Look through the entries and report how many lines include the word "text". Give the number alone.

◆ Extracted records
:::
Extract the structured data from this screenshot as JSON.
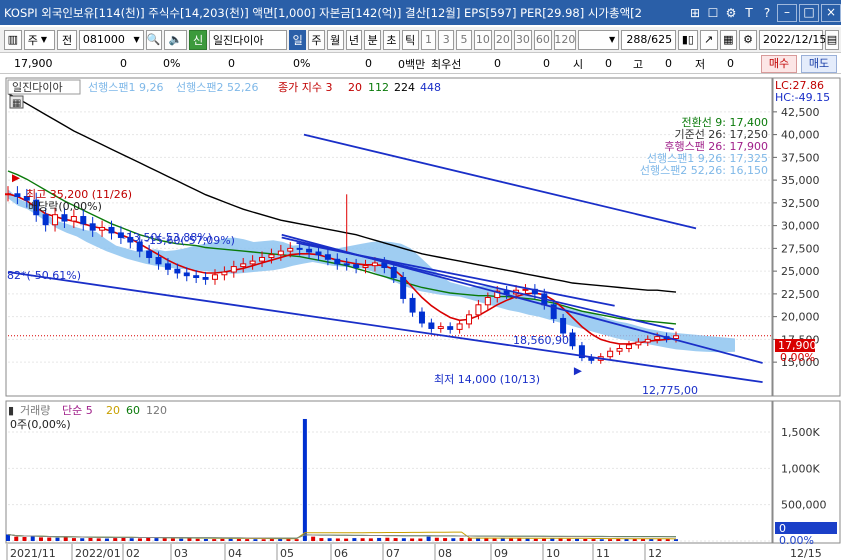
{
  "window": {
    "title": "KOSPI 외국인보유[114(천)] 주식수[14,203(천)] 액면[1,000] 자본금[142(억)] 결산[12월] EPS[597] PER[29.98] 시가총액[2",
    "buttons": [
      "⊞",
      "☐",
      "⚙",
      "T",
      "?",
      "–",
      "□",
      "×"
    ]
  },
  "toolbar": {
    "period_select": "주",
    "prev_label": "전",
    "stock_code": "081000",
    "stock_name": "일진다이아",
    "period_tabs": [
      "일",
      "주",
      "월",
      "년",
      "분",
      "초",
      "틱"
    ],
    "active_tab": "일",
    "intervals": [
      "1",
      "3",
      "5",
      "10",
      "20",
      "30",
      "60",
      "120"
    ],
    "count": "288/625",
    "date": "2022/12/15"
  },
  "quote": {
    "price": "17,900",
    "change": "0",
    "change_pct": "0%",
    "volume": "0",
    "volume_pct": "0%",
    "amount": "0",
    "amount_pct": "0%",
    "value": "0백만",
    "priority_label": "최우선",
    "ask": "0",
    "bid": "0",
    "open_label": "시",
    "open": "0",
    "high_label": "고",
    "high": "0",
    "low_label": "저",
    "low": "0",
    "buy_label": "매수",
    "sell_label": "매도"
  },
  "colors": {
    "up": "#e00000",
    "down": "#0030d0",
    "cloud": "#8ec4f0",
    "ma_black": "#000000",
    "ma_green": "#0a7a0a",
    "trend": "#1a2fc8"
  },
  "chart_data": {
    "type": "candlestick",
    "price_panel": {
      "name_label": "일진다이아",
      "legend": [
        {
          "text": "선행스팬1 9,26",
          "color": "#7fb8e8"
        },
        {
          "text": "선행스팬2 52,26",
          "color": "#7fb8e8"
        },
        {
          "text": "종가 지수 3",
          "color": "#c00000"
        },
        {
          "text": "20",
          "color": "#c00000"
        },
        {
          "text": "112",
          "color": "#0a7a0a"
        },
        {
          "text": "224",
          "color": "#000000"
        },
        {
          "text": "448",
          "color": "#1a2fc8"
        }
      ],
      "lc_label": "LC:27.86",
      "hc_label": "HC:-49.15",
      "ylim": [
        11500,
        46000
      ],
      "y_ticks": [
        "42,500",
        "40,000",
        "37,500",
        "35,000",
        "32,500",
        "30,000",
        "27,500",
        "25,000",
        "22,500",
        "20,000",
        "17,500",
        "15,000"
      ],
      "y_tick_values": [
        42500,
        40000,
        37500,
        35000,
        32500,
        30000,
        27500,
        25000,
        22500,
        20000,
        17500,
        15000
      ],
      "current_price_label": "17,900",
      "current_change_label": "0.00%",
      "current_price": 17900,
      "ichimoku_values": [
        {
          "label": "전환선 9: 17,400",
          "color": "#0a7a0a"
        },
        {
          "label": "기준선 26: 17,250",
          "color": "#333333"
        },
        {
          "label": "후행스팬 26: 17,900",
          "color": "#a0208a"
        },
        {
          "label": "선행스팬1 9,26: 17,325",
          "color": "#7fb8e8"
        },
        {
          "label": "선행스팬2 52,26: 16,150",
          "color": "#7fb8e8"
        }
      ],
      "annotations": {
        "high": "최고 35,200 (11/26)",
        "high_value": 35200,
        "dividend": "배당락(0,00%)",
        "low": "최저 14,000 (10/13)",
        "low_value": 14000,
        "left_pct": "82*(-50,61%)",
        "fall_1": "-13,50(-53,88%)",
        "fall_2": "-15,60(-57,09%)",
        "mid_value": "18,560,90",
        "channel_end": "12,775,00"
      },
      "close_series": [
        33500,
        33200,
        32800,
        31200,
        30100,
        31200,
        30500,
        31000,
        30200,
        29500,
        29800,
        29200,
        28700,
        28200,
        27200,
        26500,
        25800,
        25200,
        24800,
        24500,
        24300,
        24100,
        24600,
        24900,
        25500,
        25800,
        26100,
        26500,
        26800,
        27200,
        27500,
        27400,
        27100,
        26800,
        26300,
        25800,
        25700,
        25400,
        25600,
        25900,
        25400,
        24300,
        22000,
        20500,
        19300,
        18700,
        18900,
        18600,
        19200,
        20200,
        21300,
        22100,
        22800,
        22500,
        22900,
        23000,
        22500,
        21300,
        19800,
        18200,
        16800,
        15500,
        15200,
        15600,
        16200,
        16500,
        16900,
        17200,
        17500,
        17800,
        17600,
        17900
      ],
      "ma20": [
        33500,
        33200,
        32700,
        32000,
        31300,
        31000,
        30700,
        30500,
        30200,
        29900,
        29700,
        29400,
        29000,
        28600,
        28000,
        27400,
        26800,
        26200,
        25700,
        25300,
        25000,
        24800,
        24800,
        24900,
        25100,
        25300,
        25600,
        25900,
        26200,
        26500,
        26800,
        26900,
        26900,
        26800,
        26500,
        26200,
        26000,
        25800,
        25700,
        25700,
        25600,
        25200,
        24300,
        23200,
        22100,
        21200,
        20500,
        19900,
        19600,
        19700,
        20100,
        20700,
        21300,
        21800,
        22200,
        22500,
        22600,
        22400,
        21800,
        20900,
        19900,
        18900,
        18100,
        17500,
        17200,
        17000,
        17000,
        17100,
        17300,
        17400,
        17500,
        17600
      ],
      "ma112": [
        36000,
        35600,
        35100,
        34500,
        33900,
        33300,
        32700,
        32200,
        31700,
        31200,
        30700,
        30200,
        29800,
        29400,
        29000,
        28700,
        28400,
        28200,
        28000,
        27900,
        27800,
        27600,
        27500,
        27400,
        27300,
        27200,
        27100,
        27000,
        26900,
        26800,
        26700,
        26600,
        26400,
        26200,
        26000,
        25800,
        25600,
        25300,
        25000,
        24700,
        24400,
        24100,
        23800,
        23500,
        23200,
        23000,
        22800,
        22600,
        22500,
        22400,
        22300,
        22300,
        22200,
        22200,
        22100,
        22000,
        21900,
        21700,
        21500,
        21200,
        20900,
        20600,
        20400,
        20200,
        20000,
        19800,
        19700,
        19600,
        19500,
        19400,
        19300,
        19200
      ],
      "ma224": [
        44500,
        44000,
        43400,
        42800,
        42200,
        41600,
        41000,
        40400,
        39900,
        39400,
        38900,
        38400,
        37900,
        37400,
        36900,
        36400,
        35900,
        35400,
        34900,
        34400,
        33900,
        33400,
        33000,
        32600,
        32200,
        31800,
        31500,
        31200,
        30900,
        30600,
        30400,
        30200,
        30000,
        29800,
        29600,
        29400,
        29200,
        29000,
        28700,
        28400,
        28100,
        27800,
        27500,
        27200,
        26900,
        26700,
        26500,
        26300,
        26100,
        25900,
        25700,
        25500,
        25300,
        25100,
        24900,
        24700,
        24500,
        24300,
        24100,
        23900,
        23700,
        23600,
        23500,
        23400,
        23300,
        23200,
        23100,
        23000,
        22900,
        22900,
        22800,
        22700
      ],
      "cloud_upper": [
        34000,
        33000,
        32500,
        31800,
        31200,
        30500,
        30200,
        29800,
        29500,
        29300,
        28500,
        27800,
        27500,
        27200,
        27300,
        27400,
        27200,
        27300,
        27500,
        27800,
        28000,
        28200,
        28600,
        28700,
        28500,
        28200,
        28300,
        28400,
        28200,
        27800,
        27900,
        28000,
        27600,
        27400,
        27600,
        27800,
        28000,
        28200,
        28300,
        28200,
        28000,
        27500,
        26500,
        25500,
        24500,
        23800,
        23500,
        23200,
        23400,
        23300,
        23000,
        22800,
        22600,
        22300,
        21800,
        21500,
        21300,
        21000,
        20800,
        20500,
        20200,
        19800,
        19500,
        19300,
        19000,
        18700,
        18500,
        18300,
        18200,
        18100,
        18000,
        17900,
        17800,
        17700,
        17600
      ],
      "cloud_lower": [
        33000,
        32200,
        31800,
        31100,
        30400,
        29700,
        29200,
        28800,
        28200,
        27700,
        27200,
        26800,
        26400,
        26100,
        25800,
        25600,
        25400,
        25300,
        25200,
        25100,
        25000,
        24900,
        24800,
        24700,
        24800,
        24900,
        25000,
        25100,
        25300,
        25600,
        25800,
        26000,
        25800,
        25600,
        25500,
        25400,
        25300,
        25000,
        24500,
        24000,
        23500,
        23100,
        22800,
        22600,
        22400,
        22300,
        22200,
        21900,
        21600,
        21300,
        21000,
        20700,
        20500,
        20200,
        20000,
        19700,
        19400,
        19100,
        18800,
        18500,
        18200,
        17900,
        17600,
        17400,
        17200,
        17000,
        16800,
        16600,
        16400,
        16300,
        16200,
        16150,
        16100,
        16100,
        16150
      ],
      "trend_lines": [
        {
          "from": [
            0,
            24900
          ],
          "to": [
            102,
            12800
          ]
        },
        {
          "from": [
            37,
            28700
          ],
          "to": [
            90,
            18600
          ]
        },
        {
          "from": [
            37,
            29000
          ],
          "to": [
            102,
            14900
          ]
        },
        {
          "from": [
            39,
            28100
          ],
          "to": [
            82,
            21200
          ]
        },
        {
          "from": [
            40,
            40000
          ],
          "to": [
            93,
            29700
          ]
        }
      ]
    },
    "volume_panel": {
      "legend": [
        {
          "text": "거래량",
          "color": "#7a7a7a"
        },
        {
          "text": "단순 5",
          "color": "#a0208a"
        },
        {
          "text": "20",
          "color": "#c8a000"
        },
        {
          "text": "60",
          "color": "#0a7a0a"
        },
        {
          "text": "120",
          "color": "#777777"
        }
      ],
      "value_label": "0주(0,00%)",
      "ylim": [
        0,
        1900000
      ],
      "y_ticks": [
        "1,500K",
        "1,000K",
        "500,000",
        "0"
      ],
      "y_tick_values": [
        1500000,
        1000000,
        500000,
        0
      ],
      "current_label": "0",
      "current_pct": "0.00%",
      "values": [
        90000,
        60000,
        55000,
        70000,
        50000,
        48000,
        45000,
        52000,
        40000,
        38000,
        42000,
        36000,
        34000,
        40000,
        45000,
        38000,
        36000,
        52000,
        40000,
        38000,
        35000,
        32000,
        36000,
        30000,
        28000,
        26000,
        30000,
        32000,
        28000,
        26000,
        25000,
        24000,
        27000,
        30000,
        28000,
        25000,
        1680000,
        60000,
        40000,
        38000,
        35000,
        33000,
        40000,
        38000,
        36000,
        42000,
        45000,
        40000,
        38000,
        35000,
        34000,
        60000,
        45000,
        40000,
        38000,
        42000,
        40000,
        37000,
        35000,
        33000,
        36000,
        38000,
        35000,
        33000,
        30000,
        32000,
        35000,
        34000,
        31000,
        30000,
        28000,
        26000,
        24000,
        25000,
        27000,
        28000,
        30000,
        32000,
        30000,
        28000,
        26000,
        25000
      ]
    },
    "x_axis": {
      "labels": [
        "2021/11",
        "2022/01",
        "02",
        "03",
        "04",
        "05",
        "06",
        "07",
        "08",
        "09",
        "10",
        "11",
        "12",
        "12/15"
      ]
    }
  }
}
:::
◆ Solution to this task
12